→ Task requirements
The records that follow must be reproduced in full, exactly as written.
━━━━━ Dataset excerpts
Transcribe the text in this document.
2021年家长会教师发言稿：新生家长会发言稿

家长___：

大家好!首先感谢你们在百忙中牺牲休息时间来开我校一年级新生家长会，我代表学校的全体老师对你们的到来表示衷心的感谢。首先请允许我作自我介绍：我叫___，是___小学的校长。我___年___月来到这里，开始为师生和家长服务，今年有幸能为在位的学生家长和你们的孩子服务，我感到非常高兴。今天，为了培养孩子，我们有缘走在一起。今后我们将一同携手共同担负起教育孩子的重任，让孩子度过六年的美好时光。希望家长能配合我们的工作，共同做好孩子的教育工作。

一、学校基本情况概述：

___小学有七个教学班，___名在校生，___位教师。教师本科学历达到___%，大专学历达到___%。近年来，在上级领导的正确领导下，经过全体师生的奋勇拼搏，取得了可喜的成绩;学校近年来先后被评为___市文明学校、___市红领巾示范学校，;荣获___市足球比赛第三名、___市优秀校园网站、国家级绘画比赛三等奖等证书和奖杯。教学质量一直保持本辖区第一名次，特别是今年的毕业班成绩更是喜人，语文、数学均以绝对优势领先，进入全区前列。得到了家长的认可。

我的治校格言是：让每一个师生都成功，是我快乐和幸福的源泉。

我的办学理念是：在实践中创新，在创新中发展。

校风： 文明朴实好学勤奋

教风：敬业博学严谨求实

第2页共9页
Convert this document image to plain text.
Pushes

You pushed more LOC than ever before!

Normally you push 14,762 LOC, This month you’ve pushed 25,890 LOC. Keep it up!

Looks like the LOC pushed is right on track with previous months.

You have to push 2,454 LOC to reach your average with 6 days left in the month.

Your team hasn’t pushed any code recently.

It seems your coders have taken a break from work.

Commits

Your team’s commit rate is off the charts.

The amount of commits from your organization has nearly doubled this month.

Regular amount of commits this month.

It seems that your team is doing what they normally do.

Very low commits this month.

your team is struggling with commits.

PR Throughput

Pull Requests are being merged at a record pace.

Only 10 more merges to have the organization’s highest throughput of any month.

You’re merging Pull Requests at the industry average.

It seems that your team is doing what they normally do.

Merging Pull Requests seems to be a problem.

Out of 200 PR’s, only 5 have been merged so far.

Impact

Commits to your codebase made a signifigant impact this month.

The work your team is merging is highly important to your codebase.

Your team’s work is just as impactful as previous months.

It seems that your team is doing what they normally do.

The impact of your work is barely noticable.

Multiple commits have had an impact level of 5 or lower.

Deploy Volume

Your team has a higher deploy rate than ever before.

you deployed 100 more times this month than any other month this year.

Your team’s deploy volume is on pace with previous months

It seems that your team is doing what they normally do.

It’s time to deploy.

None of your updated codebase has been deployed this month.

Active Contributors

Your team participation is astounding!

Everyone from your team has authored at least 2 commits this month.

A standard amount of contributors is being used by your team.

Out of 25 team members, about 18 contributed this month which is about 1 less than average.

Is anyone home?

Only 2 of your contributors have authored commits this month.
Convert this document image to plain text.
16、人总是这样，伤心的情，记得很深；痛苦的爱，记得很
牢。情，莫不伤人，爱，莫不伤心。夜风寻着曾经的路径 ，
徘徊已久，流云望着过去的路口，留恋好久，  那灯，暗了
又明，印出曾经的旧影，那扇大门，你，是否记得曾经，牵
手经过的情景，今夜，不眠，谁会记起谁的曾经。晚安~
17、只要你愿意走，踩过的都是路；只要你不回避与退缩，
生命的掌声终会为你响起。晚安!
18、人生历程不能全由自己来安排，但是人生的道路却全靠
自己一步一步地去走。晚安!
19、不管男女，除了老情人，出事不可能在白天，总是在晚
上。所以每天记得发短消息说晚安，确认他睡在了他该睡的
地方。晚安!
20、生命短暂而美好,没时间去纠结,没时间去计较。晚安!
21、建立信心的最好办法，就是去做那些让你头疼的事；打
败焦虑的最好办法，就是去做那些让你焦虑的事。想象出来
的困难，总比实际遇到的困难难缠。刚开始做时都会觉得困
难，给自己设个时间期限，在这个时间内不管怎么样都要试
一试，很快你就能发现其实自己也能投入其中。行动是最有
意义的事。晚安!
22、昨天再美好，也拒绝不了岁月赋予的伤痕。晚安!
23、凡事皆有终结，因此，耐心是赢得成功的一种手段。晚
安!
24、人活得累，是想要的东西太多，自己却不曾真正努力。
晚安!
━━━━━━━━━━
→ Completed task
Transcribe the text in this document.
2021年家长会教师发言稿：新生家长会发言稿

家长___：

大家好!首先感谢你们在百忙中牺牲休息时间来开我校一年级新生家长会，我代表学校的全体老师对你们的到来表示衷心的感谢。首先请允许我作自我介绍：我叫___，是___小学的校长。我___年___月来到这里，开始为师生和家长服务，今年有幸能为在位的学生家长和你们的孩子服务，我感到非常高兴。今天，为了培养孩子，我们有缘走在一起。今后我们将一同携手共同担负起教育孩子的重任，让孩子度过六年的美好时光。希望家长能配合我们的工作，共同做好孩子的教育工作。

一、学校基本情况概述：

___小学有七个教学班，___名在校生，___位教师。教师本科学历达到___%，大专学历达到___%。近年来，在上级领导的正确领导下，经过全体师生的奋勇拼搏，取得了可喜的成绩;学校近年来先后被评为___市文明学校、___市红领巾示范学校，;荣获___市足球比赛第三名、___市优秀校园网站、国家级绘画比赛三等奖等证书和奖杯。教学质量一直保持本辖区第一名次，特别是今年的毕业班成绩更是喜人，语文、数学均以绝对优势领先，进入全区前列。得到了家长的认可。

我的治校格言是：让每一个师生都成功，是我快乐和幸福的源泉。

我的办学理念是：在实践中创新，在创新中发展。

校风： 文明朴实好学勤奋

教风：敬业博学严谨求实

第2页共9页
Convert this document image to plain text.
Pushes

You pushed more LOC than ever before!

Normally you push 14,762 LOC, This month you’ve pushed 25,890 LOC. Keep it up!

Looks like the LOC pushed is right on track with previous months.

You have to push 2,454 LOC to reach your average with 6 days left in the month.

Your team hasn’t pushed any code recently.

It seems your coders have taken a break from work.

Commits

Your team’s commit rate is off the charts.

The amount of commits from your organization has nearly doubled this month.

Regular amount of commits this month.

It seems that your team is doing what they normally do.

Very low commits this month.

your team is struggling with commits.

PR Throughput

Pull Requests are being merged at a record pace.

Only 10 more merges to have the organization’s highest throughput of any month.

You’re merging Pull Requests at the industry average.

It seems that your team is doing what they normally do.

Merging Pull Requests seems to be a problem.

Out of 200 PR’s, only 5 have been merged so far.

Impact

Commits to your codebase made a signifigant impact this month.

The work your team is merging is highly important to your codebase.

Your team’s work is just as impactful as previous months.

It seems that your team is doing what they normally do.

The impact of your work is barely noticable.

Multiple commits have had an impact level of 5 or lower.

Deploy Volume

Your team has a higher deploy rate than ever before.

you deployed 100 more times this month than any other month this year.

Your team’s deploy volume is on pace with previous months

It seems that your team is doing what they normally do.

It’s time to deploy.

None of your updated codebase has been deployed this month.

Active Contributors

Your team participation is astounding!

Everyone from your team has authored at least 2 commits this month.

A standard amount of contributors is being used by your team.

Out of 25 team members, about 18 contributed this month which is about 1 less than average.

Is anyone home?

Only 2 of your contributors have authored commits this month.
Convert this document image to plain text.
16、人总是这样，伤心的情，记得很深；痛苦的爱，记得很
牢。情，莫不伤人，爱，莫不伤心。夜风寻着曾经的路径 ，
徘徊已久，流云望着过去的路口，留恋好久，  那灯，暗了
又明，印出曾经的旧影，那扇大门，你，是否记得曾经，牵
手经过的情景，今夜，不眠，谁会记起谁的曾经。晚安~
17、只要你愿意走，踩过的都是路；只要你不回避与退缩，
生命的掌声终会为你响起。晚安!
18、人生历程不能全由自己来安排，但是人生的道路却全靠
自己一步一步地去走。晚安!
19、不管男女，除了老情人，出事不可能在白天，总是在晚
上。所以每天记得发短消息说晚安，确认他睡在了他该睡的
地方。晚安!
20、生命短暂而美好,没时间去纠结,没时间去计较。晚安!
21、建立信心的最好办法，就是去做那些让你头疼的事；打
败焦虑的最好办法，就是去做那些让你焦虑的事。想象出来
的困难，总比实际遇到的困难难缠。刚开始做时都会觉得困
难，给自己设个时间期限，在这个时间内不管怎么样都要试
一试，很快你就能发现其实自己也能投入其中。行动是最有
意义的事。晚安!
22、昨天再美好，也拒绝不了岁月赋予的伤痕。晚安!
23、凡事皆有终结，因此，耐心是赢得成功的一种手段。晚
安!
24、人活得累，是想要的东西太多，自己却不曾真正努力。
晚安!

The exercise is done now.